* Goal of the exercise *
Here are some entries; quote each one exactly.

* Records about charts and figures *
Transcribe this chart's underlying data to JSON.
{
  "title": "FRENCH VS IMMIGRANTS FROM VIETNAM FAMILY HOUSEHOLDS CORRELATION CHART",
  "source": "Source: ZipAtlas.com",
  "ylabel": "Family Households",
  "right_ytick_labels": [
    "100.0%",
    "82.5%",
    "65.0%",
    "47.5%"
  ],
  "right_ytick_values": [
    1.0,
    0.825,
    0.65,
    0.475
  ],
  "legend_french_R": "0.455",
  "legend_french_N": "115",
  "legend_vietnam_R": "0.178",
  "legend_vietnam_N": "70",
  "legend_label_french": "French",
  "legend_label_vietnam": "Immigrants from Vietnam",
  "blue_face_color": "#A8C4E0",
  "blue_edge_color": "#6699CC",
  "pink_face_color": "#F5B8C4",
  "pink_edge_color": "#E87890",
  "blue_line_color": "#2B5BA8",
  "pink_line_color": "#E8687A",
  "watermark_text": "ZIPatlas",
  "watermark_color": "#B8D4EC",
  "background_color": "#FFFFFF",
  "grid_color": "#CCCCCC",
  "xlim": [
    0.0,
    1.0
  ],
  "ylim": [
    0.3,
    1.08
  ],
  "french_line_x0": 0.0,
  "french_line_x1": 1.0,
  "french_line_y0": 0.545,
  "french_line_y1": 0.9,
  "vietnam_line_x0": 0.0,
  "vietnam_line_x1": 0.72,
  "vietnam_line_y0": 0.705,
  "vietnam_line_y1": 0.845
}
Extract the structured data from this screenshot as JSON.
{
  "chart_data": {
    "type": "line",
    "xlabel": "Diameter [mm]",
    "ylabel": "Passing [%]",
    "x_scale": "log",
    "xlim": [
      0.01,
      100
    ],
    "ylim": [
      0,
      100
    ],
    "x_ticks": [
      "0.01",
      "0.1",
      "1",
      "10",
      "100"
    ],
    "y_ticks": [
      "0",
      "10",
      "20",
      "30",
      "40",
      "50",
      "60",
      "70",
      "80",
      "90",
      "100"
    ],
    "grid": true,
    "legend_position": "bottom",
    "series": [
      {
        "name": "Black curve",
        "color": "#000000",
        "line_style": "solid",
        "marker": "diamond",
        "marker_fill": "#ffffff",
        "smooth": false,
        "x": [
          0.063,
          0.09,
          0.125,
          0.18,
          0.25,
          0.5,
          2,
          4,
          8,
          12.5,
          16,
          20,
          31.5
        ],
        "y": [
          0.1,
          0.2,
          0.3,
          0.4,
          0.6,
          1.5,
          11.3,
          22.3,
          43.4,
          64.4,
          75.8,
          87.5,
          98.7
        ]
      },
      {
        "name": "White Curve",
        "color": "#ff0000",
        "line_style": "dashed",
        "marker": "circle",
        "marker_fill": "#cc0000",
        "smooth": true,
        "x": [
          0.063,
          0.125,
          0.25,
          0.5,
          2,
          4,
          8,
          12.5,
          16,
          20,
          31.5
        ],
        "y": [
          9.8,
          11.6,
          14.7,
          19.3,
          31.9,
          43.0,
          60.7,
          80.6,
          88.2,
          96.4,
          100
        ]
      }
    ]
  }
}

* In response *
Transcribe this chart's underlying data to JSON.
{
  "title": "FRENCH VS IMMIGRANTS FROM VIETNAM FAMILY HOUSEHOLDS CORRELATION CHART",
  "source": "Source: ZipAtlas.com",
  "ylabel": "Family Households",
  "right_ytick_labels": [
    "100.0%",
    "82.5%",
    "65.0%",
    "47.5%"
  ],
  "right_ytick_values": [
    1.0,
    0.825,
    0.65,
    0.475
  ],
  "legend_french_R": "0.455",
  "legend_french_N": "115",
  "legend_vietnam_R": "0.178",
  "legend_vietnam_N": "70",
  "legend_label_french": "French",
  "legend_label_vietnam": "Immigrants from Vietnam",
  "blue_face_color": "#A8C4E0",
  "blue_edge_color": "#6699CC",
  "pink_face_color": "#F5B8C4",
  "pink_edge_color": "#E87890",
  "blue_line_color": "#2B5BA8",
  "pink_line_color": "#E8687A",
  "watermark_text": "ZIPatlas",
  "watermark_color": "#B8D4EC",
  "background_color": "#FFFFFF",
  "grid_color": "#CCCCCC",
  "xlim": [
    0.0,
    1.0
  ],
  "ylim": [
    0.3,
    1.08
  ],
  "french_line_x0": 0.0,
  "french_line_x1": 1.0,
  "french_line_y0": 0.545,
  "french_line_y1": 0.9,
  "vietnam_line_x0": 0.0,
  "vietnam_line_x1": 0.72,
  "vietnam_line_y0": 0.705,
  "vietnam_line_y1": 0.845
}
Extract the structured data from this screenshot as JSON.
{
  "chart_data": {
    "type": "line",
    "xlabel": "Diameter [mm]",
    "ylabel": "Passing [%]",
    "x_scale": "log",
    "xlim": [
      0.01,
      100
    ],
    "ylim": [
      0,
      100
    ],
    "x_ticks": [
      "0.01",
      "0.1",
      "1",
      "10",
      "100"
    ],
    "y_ticks": [
      "0",
      "10",
      "20",
      "30",
      "40",
      "50",
      "60",
      "70",
      "80",
      "90",
      "100"
    ],
    "grid": true,
    "legend_position": "bottom",
    "series": [
      {
        "name": "Black curve",
        "color": "#000000",
        "line_style": "solid",
        "marker": "diamond",
        "marker_fill": "#ffffff",
        "smooth": false,
        "x": [
          0.063,
          0.09,
          0.125,
          0.18,
          0.25,
          0.5,
          2,
          4,
          8,
          12.5,
          16,
          20,
          31.5
        ],
        "y": [
          0.1,
          0.2,
          0.3,
          0.4,
          0.6,
          1.5,
          11.3,
          22.3,
          43.4,
          64.4,
          75.8,
          87.5,
          98.7
        ]
      },
      {
        "name": "White Curve",
        "color": "#ff0000",
        "line_style": "dashed",
        "marker": "circle",
        "marker_fill": "#cc0000",
        "smooth": true,
        "x": [
          0.063,
          0.125,
          0.25,
          0.5,
          2,
          4,
          8,
          12.5,
          16,
          20,
          31.5
        ],
        "y": [
          9.8,
          11.6,
          14.7,
          19.3,
          31.9,
          43.0,
          60.7,
          80.6,
          88.2,
          96.4,
          100
        ]
      }
    ]
  }
}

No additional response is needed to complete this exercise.